◆ Task description ◆
Every entry that follows needs to be repeated exactly.

◆ Records provided ◆
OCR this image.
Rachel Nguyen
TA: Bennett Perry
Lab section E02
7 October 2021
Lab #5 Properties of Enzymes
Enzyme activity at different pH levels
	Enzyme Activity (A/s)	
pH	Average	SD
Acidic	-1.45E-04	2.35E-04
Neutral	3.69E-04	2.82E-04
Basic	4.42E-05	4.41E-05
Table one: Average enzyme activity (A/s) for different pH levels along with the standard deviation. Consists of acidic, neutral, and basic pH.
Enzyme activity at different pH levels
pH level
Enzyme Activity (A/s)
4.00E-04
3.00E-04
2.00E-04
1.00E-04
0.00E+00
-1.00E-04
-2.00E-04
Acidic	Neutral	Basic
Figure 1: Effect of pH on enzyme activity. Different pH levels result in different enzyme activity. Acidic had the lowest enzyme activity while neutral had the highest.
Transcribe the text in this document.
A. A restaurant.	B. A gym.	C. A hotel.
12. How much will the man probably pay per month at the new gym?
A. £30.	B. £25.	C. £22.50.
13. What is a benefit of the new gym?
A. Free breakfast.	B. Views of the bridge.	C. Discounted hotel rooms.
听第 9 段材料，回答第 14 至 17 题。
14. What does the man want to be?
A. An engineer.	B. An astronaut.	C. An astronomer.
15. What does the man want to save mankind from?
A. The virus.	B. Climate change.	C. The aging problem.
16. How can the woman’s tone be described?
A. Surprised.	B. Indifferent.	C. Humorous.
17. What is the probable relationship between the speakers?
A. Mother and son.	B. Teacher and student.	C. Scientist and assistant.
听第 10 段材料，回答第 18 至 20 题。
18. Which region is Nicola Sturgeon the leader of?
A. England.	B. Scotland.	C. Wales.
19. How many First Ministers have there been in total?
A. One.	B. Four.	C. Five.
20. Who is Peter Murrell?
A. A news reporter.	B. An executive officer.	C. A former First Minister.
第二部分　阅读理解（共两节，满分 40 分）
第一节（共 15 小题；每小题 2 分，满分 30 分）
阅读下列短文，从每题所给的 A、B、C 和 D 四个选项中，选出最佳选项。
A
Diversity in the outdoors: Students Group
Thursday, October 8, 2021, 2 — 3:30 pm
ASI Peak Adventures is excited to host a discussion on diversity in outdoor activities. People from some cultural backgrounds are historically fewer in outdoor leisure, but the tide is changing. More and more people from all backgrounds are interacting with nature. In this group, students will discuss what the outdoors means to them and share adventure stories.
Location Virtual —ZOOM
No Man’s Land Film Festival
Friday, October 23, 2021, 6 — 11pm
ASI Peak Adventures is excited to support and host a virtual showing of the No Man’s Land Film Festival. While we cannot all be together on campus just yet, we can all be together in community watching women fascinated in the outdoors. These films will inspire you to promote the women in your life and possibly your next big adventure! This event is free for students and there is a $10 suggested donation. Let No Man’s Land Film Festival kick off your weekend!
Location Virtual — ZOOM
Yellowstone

◆ Final answer ◆
OCR this image.
Rachel Nguyen
TA: Bennett Perry
Lab section E02
7 October 2021
Lab #5 Properties of Enzymes
Enzyme activity at different pH levels
	Enzyme Activity (A/s)	
pH	Average	SD
Acidic	-1.45E-04	2.35E-04
Neutral	3.69E-04	2.82E-04
Basic	4.42E-05	4.41E-05
Table one: Average enzyme activity (A/s) for different pH levels along with the standard deviation. Consists of acidic, neutral, and basic pH.
Enzyme activity at different pH levels
pH level
Enzyme Activity (A/s)
4.00E-04
3.00E-04
2.00E-04
1.00E-04
0.00E+00
-1.00E-04
-2.00E-04
Acidic	Neutral	Basic
Figure 1: Effect of pH on enzyme activity. Different pH levels result in different enzyme activity. Acidic had the lowest enzyme activity while neutral had the highest.
Transcribe the text in this document.
A. A restaurant.	B. A gym.	C. A hotel.
12. How much will the man probably pay per month at the new gym?
A. £30.	B. £25.	C. £22.50.
13. What is a benefit of the new gym?
A. Free breakfast.	B. Views of the bridge.	C. Discounted hotel rooms.
听第 9 段材料，回答第 14 至 17 题。
14. What does the man want to be?
A. An engineer.	B. An astronaut.	C. An astronomer.
15. What does the man want to save mankind from?
A. The virus.	B. Climate change.	C. The aging problem.
16. How can the woman’s tone be described?
A. Surprised.	B. Indifferent.	C. Humorous.
17. What is the probable relationship between the speakers?
A. Mother and son.	B. Teacher and student.	C. Scientist and assistant.
听第 10 段材料，回答第 18 至 20 题。
18. Which region is Nicola Sturgeon the leader of?
A. England.	B. Scotland.	C. Wales.
19. How many First Ministers have there been in total?
A. One.	B. Four.	C. Five.
20. Who is Peter Murrell?
A. A news reporter.	B. An executive officer.	C. A former First Minister.
第二部分　阅读理解（共两节，满分 40 分）
第一节（共 15 小题；每小题 2 分，满分 30 分）
阅读下列短文，从每题所给的 A、B、C 和 D 四个选项中，选出最佳选项。
A
Diversity in the outdoors: Students Group
Thursday, October 8, 2021, 2 — 3:30 pm
ASI Peak Adventures is excited to host a discussion on diversity in outdoor activities. People from some cultural backgrounds are historically fewer in outdoor leisure, but the tide is changing. More and more people from all backgrounds are interacting with nature. In this group, students will discuss what the outdoors means to them and share adventure stories.
Location Virtual —ZOOM
No Man’s Land Film Festival
Friday, October 23, 2021, 6 — 11pm
ASI Peak Adventures is excited to support and host a virtual showing of the No Man’s Land Film Festival. While we cannot all be together on campus just yet, we can all be together in community watching women fascinated in the outdoors. These films will inspire you to promote the women in your life and possibly your next big adventure! This event is free for students and there is a $10 suggested donation. Let No Man’s Land Film Festival kick off your weekend!
Location Virtual — ZOOM
Yellowstone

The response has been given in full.